_SUPPLIED DATA:_
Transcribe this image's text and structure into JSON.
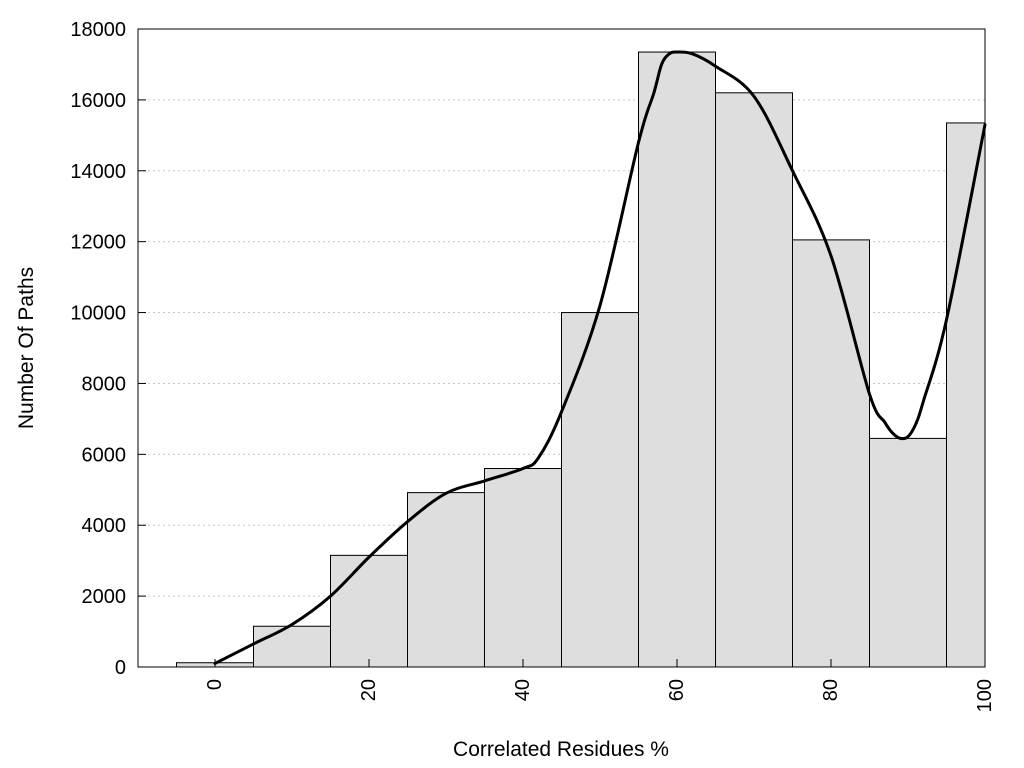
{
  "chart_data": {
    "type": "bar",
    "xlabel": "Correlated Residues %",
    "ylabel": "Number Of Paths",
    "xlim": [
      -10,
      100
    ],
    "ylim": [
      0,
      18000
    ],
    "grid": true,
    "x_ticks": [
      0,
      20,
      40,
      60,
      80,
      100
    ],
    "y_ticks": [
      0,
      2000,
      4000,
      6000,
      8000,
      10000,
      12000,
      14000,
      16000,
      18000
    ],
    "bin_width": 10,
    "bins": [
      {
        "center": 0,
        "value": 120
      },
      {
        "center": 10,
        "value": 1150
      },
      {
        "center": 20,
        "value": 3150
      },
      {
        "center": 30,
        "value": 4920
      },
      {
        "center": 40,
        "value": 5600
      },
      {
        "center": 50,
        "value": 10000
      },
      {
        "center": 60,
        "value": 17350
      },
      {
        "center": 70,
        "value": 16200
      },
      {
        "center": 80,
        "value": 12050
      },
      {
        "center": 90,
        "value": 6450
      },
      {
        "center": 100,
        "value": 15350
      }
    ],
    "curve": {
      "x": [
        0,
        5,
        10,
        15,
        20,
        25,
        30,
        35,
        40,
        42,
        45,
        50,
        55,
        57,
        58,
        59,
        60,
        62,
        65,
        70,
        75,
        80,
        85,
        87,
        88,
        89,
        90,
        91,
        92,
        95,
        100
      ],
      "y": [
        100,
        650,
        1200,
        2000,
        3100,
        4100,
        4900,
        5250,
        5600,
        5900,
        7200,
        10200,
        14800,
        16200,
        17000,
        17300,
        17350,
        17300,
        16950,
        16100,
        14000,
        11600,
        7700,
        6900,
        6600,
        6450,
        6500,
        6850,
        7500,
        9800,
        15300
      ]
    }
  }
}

_EXERCISE:_
What you return should match the records above word for word, minus the pictures.

_FULL RESPONSE:_
Transcribe this image's text and structure into JSON.
{
  "chart_data": {
    "type": "bar",
    "xlabel": "Correlated Residues %",
    "ylabel": "Number Of Paths",
    "xlim": [
      -10,
      100
    ],
    "ylim": [
      0,
      18000
    ],
    "grid": true,
    "x_ticks": [
      0,
      20,
      40,
      60,
      80,
      100
    ],
    "y_ticks": [
      0,
      2000,
      4000,
      6000,
      8000,
      10000,
      12000,
      14000,
      16000,
      18000
    ],
    "bin_width": 10,
    "bins": [
      {
        "center": 0,
        "value": 120
      },
      {
        "center": 10,
        "value": 1150
      },
      {
        "center": 20,
        "value": 3150
      },
      {
        "center": 30,
        "value": 4920
      },
      {
        "center": 40,
        "value": 5600
      },
      {
        "center": 50,
        "value": 10000
      },
      {
        "center": 60,
        "value": 17350
      },
      {
        "center": 70,
        "value": 16200
      },
      {
        "center": 80,
        "value": 12050
      },
      {
        "center": 90,
        "value": 6450
      },
      {
        "center": 100,
        "value": 15350
      }
    ],
    "curve": {
      "x": [
        0,
        5,
        10,
        15,
        20,
        25,
        30,
        35,
        40,
        42,
        45,
        50,
        55,
        57,
        58,
        59,
        60,
        62,
        65,
        70,
        75,
        80,
        85,
        87,
        88,
        89,
        90,
        91,
        92,
        95,
        100
      ],
      "y": [
        100,
        650,
        1200,
        2000,
        3100,
        4100,
        4900,
        5250,
        5600,
        5900,
        7200,
        10200,
        14800,
        16200,
        17000,
        17300,
        17350,
        17300,
        16950,
        16100,
        14000,
        11600,
        7700,
        6900,
        6600,
        6450,
        6500,
        6850,
        7500,
        9800,
        15300
      ]
    }
  }
}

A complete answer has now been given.